§ **Problem statement**: Examine each line of the data. Copy those that contain the string "БИОЛОГИЯ".

§ **Entries**:
────────

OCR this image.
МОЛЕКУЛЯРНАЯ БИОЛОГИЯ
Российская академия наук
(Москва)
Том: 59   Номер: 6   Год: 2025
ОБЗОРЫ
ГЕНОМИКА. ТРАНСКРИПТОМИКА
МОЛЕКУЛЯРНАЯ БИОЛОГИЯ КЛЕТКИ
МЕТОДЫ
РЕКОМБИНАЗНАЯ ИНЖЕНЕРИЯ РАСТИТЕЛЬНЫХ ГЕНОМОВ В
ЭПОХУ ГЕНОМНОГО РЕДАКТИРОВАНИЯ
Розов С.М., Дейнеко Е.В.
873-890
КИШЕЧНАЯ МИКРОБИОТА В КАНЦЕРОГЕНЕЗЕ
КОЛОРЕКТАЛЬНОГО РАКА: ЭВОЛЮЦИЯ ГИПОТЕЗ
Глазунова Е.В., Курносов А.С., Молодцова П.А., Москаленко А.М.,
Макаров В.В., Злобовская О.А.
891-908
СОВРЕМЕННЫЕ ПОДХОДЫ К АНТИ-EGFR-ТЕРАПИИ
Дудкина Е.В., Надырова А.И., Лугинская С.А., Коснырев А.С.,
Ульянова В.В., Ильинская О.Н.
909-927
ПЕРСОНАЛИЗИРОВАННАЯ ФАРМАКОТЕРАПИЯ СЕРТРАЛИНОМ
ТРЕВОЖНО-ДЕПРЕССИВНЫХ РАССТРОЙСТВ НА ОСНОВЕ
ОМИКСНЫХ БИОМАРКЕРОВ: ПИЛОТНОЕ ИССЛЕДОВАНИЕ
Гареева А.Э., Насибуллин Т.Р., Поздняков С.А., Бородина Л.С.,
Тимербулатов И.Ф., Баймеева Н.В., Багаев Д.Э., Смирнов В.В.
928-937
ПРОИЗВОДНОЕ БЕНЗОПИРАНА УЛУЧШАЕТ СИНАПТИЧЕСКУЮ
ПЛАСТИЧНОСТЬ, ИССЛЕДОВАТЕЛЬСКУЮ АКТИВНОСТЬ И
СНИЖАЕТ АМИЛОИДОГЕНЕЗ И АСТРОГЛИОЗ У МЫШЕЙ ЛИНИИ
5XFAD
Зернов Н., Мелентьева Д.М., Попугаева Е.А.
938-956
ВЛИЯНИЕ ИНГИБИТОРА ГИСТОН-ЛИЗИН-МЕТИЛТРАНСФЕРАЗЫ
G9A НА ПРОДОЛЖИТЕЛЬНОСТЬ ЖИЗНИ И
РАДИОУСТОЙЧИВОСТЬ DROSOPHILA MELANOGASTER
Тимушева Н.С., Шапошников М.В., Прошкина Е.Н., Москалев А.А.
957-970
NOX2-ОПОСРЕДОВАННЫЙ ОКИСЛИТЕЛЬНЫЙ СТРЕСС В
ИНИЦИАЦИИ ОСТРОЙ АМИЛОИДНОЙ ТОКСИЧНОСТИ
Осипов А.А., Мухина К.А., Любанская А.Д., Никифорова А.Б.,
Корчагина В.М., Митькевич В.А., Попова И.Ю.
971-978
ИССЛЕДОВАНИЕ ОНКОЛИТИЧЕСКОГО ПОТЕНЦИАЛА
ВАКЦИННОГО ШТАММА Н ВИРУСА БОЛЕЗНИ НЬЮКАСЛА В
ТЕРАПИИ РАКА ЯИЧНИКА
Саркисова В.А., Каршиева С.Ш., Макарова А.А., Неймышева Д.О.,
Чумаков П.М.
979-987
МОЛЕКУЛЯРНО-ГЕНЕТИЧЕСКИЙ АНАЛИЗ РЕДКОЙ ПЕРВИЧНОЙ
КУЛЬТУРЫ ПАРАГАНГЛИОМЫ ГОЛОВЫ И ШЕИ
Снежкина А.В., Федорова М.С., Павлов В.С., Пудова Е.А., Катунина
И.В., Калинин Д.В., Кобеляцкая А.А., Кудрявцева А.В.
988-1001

────────

§ **Task solution**:
МОЛЕКУЛЯРНАЯ БИОЛОГИЯ
МОЛЕКУЛЯРНАЯ БИОЛОГИЯ КЛЕТКИ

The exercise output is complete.